═════ Recorded information ═════
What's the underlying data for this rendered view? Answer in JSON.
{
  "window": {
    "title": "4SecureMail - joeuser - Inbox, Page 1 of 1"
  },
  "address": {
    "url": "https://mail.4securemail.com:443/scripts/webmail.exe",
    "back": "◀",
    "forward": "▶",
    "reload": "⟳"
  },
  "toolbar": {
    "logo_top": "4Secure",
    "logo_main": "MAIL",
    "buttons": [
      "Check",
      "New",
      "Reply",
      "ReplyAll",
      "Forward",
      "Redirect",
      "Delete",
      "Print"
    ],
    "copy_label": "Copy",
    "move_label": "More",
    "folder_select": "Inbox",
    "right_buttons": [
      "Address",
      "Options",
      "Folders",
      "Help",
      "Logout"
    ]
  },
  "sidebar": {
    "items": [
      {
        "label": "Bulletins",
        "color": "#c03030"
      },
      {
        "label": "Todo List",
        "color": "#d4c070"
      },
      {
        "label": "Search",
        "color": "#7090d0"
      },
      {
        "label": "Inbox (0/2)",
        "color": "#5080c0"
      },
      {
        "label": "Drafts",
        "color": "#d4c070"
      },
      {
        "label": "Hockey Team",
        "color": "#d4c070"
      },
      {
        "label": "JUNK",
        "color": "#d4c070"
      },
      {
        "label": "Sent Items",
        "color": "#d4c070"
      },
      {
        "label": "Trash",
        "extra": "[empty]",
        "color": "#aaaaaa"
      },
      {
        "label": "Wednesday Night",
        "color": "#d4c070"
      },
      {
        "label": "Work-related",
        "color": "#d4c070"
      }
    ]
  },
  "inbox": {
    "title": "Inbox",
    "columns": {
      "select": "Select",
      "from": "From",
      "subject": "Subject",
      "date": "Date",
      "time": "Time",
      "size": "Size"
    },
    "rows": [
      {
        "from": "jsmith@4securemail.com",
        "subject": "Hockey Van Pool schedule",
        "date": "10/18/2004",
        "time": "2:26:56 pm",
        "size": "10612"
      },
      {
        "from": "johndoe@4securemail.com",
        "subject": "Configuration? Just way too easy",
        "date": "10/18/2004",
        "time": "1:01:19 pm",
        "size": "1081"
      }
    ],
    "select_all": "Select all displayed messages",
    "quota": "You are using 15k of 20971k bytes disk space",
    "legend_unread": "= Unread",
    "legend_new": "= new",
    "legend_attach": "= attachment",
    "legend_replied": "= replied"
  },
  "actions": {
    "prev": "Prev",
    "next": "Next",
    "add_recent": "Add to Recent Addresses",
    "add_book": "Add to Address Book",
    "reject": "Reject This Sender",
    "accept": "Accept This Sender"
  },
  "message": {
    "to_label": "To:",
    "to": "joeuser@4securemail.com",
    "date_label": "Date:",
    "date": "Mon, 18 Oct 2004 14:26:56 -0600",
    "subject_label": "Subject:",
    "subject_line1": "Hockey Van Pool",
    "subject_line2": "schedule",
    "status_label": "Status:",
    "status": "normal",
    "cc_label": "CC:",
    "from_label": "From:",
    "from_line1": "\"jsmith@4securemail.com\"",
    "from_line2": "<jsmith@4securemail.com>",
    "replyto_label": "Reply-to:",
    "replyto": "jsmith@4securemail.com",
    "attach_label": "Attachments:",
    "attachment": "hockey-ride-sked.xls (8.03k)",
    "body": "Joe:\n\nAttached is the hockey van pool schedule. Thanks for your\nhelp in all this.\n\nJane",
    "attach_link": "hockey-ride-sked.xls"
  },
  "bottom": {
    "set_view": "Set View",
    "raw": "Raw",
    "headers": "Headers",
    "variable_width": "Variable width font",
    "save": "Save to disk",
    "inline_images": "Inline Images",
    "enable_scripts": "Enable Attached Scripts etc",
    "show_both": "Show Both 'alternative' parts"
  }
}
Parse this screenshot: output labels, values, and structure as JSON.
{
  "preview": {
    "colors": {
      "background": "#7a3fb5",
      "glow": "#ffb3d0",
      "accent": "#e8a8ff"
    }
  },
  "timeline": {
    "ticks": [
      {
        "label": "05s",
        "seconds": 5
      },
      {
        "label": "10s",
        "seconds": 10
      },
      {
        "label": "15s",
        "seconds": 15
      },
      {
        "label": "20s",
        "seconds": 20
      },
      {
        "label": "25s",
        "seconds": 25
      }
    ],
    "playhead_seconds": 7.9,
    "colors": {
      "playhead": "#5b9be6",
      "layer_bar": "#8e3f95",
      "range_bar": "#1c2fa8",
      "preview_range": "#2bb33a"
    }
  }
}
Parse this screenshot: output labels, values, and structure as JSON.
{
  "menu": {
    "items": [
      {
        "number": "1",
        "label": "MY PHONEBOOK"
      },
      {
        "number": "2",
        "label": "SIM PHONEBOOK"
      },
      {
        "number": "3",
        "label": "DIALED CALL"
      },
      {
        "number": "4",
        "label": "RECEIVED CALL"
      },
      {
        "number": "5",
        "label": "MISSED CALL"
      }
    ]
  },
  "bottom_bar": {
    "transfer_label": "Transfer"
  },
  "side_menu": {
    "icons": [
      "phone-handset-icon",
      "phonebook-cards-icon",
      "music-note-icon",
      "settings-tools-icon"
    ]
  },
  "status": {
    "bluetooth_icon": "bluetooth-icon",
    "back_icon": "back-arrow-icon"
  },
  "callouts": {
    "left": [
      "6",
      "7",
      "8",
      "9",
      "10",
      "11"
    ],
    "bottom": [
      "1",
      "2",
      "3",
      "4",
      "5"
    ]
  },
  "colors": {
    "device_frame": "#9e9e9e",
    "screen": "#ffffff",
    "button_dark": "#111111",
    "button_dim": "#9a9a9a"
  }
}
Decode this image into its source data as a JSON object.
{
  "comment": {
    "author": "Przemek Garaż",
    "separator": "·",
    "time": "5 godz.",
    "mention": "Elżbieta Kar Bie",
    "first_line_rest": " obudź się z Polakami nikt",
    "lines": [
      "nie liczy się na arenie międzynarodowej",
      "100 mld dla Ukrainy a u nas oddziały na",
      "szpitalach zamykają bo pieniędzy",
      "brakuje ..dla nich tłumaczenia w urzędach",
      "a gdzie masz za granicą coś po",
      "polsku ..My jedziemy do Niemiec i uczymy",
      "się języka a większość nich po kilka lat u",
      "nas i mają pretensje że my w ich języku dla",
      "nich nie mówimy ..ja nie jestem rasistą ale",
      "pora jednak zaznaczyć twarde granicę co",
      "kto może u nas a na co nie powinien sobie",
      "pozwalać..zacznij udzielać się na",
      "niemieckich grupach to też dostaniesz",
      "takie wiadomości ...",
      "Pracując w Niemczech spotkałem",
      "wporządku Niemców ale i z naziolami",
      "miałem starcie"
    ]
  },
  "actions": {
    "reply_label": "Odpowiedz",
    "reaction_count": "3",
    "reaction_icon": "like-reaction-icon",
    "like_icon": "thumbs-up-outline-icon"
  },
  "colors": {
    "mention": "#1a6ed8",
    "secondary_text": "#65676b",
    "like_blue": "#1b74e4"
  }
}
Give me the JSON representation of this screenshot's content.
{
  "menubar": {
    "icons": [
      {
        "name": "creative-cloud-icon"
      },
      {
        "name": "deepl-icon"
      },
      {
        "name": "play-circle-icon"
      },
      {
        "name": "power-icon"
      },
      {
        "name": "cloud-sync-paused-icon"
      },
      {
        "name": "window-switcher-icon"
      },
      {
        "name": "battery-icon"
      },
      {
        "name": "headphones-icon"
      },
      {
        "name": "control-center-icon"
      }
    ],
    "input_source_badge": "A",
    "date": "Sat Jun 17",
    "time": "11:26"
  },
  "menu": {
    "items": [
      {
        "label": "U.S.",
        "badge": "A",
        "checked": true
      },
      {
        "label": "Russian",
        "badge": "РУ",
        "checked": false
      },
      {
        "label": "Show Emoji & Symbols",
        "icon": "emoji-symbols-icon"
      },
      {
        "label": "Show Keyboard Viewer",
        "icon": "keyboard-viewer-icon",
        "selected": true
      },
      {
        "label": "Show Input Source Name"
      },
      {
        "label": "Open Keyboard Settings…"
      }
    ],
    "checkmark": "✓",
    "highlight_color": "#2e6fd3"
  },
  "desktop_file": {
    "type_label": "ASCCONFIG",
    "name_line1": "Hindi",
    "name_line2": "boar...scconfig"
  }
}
═════
In the records above, find each line that holds the word "joeuser"; copy all such lines.

- _Exercise output_
    "title": "4SecureMail - joeuser - Inbox, Page 1 of 1"
    "to": "joeuser@4securemail.com",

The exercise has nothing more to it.